- WORK TO COMPLETE: Say the number of lines holding the word "Helath" in the data, and leave out everything else.

- RAW DATA:
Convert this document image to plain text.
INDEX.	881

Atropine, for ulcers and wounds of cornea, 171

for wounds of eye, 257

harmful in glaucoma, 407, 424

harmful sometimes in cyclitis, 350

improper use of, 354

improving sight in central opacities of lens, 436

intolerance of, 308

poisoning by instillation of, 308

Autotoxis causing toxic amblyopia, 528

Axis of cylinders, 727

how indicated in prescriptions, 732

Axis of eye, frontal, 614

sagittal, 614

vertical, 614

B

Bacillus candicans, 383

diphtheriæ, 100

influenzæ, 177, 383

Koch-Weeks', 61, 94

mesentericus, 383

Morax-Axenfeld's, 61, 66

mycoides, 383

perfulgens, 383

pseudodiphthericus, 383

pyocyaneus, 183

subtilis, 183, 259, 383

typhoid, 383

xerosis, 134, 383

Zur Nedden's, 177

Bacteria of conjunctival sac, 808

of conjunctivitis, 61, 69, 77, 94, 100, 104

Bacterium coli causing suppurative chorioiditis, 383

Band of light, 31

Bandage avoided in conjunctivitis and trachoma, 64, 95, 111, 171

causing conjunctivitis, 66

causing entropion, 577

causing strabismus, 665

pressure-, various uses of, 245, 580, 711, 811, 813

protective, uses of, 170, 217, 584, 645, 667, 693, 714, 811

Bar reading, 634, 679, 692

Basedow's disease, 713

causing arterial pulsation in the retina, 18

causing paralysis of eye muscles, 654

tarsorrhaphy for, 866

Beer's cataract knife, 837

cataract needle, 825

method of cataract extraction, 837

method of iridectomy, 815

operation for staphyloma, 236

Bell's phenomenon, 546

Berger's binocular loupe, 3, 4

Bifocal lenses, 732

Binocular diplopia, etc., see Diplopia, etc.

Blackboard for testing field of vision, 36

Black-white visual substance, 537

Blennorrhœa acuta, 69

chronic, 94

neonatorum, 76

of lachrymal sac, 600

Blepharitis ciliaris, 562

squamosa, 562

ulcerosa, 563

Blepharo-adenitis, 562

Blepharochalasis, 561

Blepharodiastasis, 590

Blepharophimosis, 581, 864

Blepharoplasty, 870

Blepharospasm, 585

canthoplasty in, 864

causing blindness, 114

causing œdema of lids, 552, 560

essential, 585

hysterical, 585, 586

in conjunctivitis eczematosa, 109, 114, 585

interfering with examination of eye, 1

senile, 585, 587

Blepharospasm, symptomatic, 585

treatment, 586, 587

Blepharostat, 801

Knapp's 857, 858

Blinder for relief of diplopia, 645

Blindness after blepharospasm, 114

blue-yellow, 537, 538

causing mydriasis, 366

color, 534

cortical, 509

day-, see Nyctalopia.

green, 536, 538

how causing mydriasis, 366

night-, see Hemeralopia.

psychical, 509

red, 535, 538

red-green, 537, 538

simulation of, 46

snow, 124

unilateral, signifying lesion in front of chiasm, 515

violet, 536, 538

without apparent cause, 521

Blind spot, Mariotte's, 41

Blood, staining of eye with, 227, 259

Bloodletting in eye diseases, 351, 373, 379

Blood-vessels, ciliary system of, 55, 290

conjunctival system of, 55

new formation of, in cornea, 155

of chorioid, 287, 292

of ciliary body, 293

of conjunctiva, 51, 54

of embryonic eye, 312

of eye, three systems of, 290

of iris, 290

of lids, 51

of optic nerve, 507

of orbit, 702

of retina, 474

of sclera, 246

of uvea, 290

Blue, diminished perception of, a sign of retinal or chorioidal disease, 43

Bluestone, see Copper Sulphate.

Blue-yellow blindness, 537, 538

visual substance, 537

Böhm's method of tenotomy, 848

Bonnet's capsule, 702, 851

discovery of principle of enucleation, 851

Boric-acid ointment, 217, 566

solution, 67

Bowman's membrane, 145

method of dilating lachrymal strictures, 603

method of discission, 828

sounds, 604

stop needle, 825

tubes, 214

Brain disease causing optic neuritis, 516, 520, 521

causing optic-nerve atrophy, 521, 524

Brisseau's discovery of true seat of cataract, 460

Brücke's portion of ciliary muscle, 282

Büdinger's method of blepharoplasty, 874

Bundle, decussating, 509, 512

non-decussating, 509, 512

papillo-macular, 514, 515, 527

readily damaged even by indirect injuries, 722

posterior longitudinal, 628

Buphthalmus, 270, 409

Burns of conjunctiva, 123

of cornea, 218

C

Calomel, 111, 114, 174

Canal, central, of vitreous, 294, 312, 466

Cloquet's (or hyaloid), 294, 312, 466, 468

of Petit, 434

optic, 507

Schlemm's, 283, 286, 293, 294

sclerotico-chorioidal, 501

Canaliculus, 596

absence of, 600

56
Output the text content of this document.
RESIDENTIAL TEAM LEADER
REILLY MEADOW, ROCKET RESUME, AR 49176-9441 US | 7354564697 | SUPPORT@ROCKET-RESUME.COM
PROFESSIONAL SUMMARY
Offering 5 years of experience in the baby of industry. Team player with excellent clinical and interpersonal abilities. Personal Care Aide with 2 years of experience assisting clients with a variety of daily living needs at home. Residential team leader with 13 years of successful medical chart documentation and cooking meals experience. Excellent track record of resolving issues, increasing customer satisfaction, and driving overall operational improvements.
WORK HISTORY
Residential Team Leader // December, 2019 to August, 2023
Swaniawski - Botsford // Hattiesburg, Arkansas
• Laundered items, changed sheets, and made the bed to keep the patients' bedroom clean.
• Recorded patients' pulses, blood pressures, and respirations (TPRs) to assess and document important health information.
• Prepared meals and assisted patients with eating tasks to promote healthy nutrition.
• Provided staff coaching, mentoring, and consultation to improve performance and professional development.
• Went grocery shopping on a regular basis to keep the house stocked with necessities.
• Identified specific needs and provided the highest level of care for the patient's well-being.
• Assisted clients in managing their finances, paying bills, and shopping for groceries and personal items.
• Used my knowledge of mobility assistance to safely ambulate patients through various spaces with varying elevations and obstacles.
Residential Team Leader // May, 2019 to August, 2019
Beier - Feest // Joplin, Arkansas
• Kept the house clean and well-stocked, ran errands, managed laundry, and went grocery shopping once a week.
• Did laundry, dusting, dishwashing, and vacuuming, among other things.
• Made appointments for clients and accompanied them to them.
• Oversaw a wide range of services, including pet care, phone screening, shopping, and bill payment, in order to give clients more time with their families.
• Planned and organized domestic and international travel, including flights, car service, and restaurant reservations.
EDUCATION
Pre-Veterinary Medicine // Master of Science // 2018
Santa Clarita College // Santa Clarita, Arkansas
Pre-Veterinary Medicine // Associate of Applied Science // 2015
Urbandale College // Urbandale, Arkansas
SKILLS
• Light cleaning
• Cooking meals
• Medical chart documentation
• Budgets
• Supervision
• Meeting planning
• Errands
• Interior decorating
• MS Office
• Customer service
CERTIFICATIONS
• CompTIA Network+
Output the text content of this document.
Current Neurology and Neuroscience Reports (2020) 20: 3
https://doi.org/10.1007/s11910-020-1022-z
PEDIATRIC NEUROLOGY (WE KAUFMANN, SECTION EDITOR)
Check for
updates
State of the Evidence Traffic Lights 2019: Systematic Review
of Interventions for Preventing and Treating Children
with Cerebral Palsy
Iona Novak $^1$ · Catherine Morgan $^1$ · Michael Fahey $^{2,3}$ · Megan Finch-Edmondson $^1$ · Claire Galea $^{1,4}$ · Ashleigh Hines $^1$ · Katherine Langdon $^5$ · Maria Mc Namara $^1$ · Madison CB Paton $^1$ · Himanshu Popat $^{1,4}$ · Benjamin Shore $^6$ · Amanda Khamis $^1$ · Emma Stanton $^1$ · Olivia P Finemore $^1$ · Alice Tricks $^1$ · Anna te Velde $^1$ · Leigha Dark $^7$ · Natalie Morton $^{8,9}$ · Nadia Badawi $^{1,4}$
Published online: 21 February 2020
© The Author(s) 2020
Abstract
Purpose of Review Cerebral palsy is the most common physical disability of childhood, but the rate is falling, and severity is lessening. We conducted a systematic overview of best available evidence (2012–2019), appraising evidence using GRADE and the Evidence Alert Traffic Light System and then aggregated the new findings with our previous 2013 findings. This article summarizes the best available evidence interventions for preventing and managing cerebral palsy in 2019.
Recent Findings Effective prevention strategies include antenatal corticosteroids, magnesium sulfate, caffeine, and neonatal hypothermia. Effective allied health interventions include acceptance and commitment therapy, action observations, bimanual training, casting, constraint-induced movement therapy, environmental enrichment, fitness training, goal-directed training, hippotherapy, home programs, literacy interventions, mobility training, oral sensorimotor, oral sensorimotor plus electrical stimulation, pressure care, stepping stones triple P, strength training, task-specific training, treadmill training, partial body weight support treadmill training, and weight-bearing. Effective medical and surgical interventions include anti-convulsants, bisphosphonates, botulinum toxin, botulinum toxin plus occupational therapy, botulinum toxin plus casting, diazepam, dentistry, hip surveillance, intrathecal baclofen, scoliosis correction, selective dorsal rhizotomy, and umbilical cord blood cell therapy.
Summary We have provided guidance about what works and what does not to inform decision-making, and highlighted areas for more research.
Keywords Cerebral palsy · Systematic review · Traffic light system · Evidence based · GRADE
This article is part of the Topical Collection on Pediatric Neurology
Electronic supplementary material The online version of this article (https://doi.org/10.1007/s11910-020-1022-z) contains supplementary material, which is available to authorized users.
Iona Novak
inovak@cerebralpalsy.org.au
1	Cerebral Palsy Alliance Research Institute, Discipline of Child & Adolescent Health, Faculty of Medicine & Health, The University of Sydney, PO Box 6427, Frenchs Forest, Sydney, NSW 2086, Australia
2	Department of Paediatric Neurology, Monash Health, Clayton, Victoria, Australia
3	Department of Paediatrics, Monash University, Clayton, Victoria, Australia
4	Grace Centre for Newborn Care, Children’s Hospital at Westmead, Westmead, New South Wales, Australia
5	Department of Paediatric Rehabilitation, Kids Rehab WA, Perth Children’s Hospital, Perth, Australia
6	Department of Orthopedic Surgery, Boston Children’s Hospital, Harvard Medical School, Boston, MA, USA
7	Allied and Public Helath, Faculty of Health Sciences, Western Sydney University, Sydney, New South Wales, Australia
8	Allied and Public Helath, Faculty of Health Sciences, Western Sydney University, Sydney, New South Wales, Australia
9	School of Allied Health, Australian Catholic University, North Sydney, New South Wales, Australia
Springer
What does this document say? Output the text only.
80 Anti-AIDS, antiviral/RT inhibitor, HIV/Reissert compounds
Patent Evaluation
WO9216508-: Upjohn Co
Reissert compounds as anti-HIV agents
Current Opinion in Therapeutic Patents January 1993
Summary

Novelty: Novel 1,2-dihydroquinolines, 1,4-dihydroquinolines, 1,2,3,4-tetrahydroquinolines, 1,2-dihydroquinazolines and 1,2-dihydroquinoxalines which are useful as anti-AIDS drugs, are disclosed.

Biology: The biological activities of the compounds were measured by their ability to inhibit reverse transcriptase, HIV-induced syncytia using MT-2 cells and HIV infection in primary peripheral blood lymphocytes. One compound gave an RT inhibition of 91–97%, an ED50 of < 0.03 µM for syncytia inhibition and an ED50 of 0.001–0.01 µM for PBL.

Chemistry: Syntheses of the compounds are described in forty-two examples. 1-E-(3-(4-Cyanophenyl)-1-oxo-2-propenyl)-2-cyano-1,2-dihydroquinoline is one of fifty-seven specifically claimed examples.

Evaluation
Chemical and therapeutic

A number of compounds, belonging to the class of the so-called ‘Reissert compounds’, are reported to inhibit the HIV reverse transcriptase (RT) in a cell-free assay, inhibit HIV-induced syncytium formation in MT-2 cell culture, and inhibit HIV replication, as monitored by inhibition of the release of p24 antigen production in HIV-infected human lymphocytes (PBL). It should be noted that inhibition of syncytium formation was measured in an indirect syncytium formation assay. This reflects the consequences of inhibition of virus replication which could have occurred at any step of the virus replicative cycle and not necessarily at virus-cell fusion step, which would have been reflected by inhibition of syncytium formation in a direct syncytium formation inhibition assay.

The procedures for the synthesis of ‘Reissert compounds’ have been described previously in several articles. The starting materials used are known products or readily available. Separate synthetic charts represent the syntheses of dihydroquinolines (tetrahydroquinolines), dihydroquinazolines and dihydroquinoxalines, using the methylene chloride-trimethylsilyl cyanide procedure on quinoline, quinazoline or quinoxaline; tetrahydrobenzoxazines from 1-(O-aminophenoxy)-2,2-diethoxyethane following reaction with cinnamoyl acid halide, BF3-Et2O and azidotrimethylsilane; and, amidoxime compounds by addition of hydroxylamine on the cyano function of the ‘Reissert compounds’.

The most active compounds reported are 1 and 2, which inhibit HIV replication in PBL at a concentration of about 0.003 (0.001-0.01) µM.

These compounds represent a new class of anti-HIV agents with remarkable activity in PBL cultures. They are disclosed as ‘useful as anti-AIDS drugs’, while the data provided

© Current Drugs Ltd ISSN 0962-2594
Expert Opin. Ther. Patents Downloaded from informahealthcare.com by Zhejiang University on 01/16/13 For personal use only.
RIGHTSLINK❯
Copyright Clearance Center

- WRITTEN ANSWER: 2